Work required> Work through the data and report how many lines include the string "favored", giving the number alone.

Records for the task>
# # # # # # #

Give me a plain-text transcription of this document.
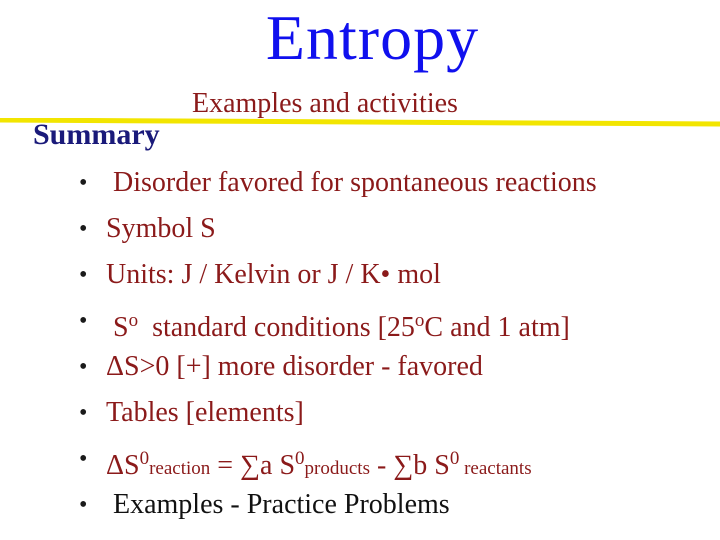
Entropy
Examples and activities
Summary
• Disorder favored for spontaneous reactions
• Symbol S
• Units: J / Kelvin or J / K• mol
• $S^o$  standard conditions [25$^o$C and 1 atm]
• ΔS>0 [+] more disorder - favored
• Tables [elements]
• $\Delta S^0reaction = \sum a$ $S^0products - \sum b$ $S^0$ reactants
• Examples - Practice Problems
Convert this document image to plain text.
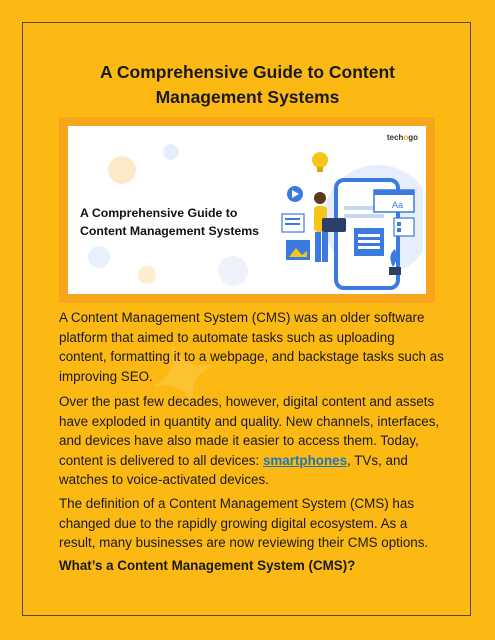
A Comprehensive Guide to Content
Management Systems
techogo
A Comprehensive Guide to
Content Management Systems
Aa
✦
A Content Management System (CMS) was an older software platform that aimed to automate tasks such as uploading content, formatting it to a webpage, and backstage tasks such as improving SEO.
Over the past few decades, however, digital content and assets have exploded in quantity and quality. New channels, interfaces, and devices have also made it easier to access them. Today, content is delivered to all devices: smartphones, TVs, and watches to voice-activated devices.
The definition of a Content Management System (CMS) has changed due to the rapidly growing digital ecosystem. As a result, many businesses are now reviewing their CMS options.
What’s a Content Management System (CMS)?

# # # # # # #

Reply to the task> 2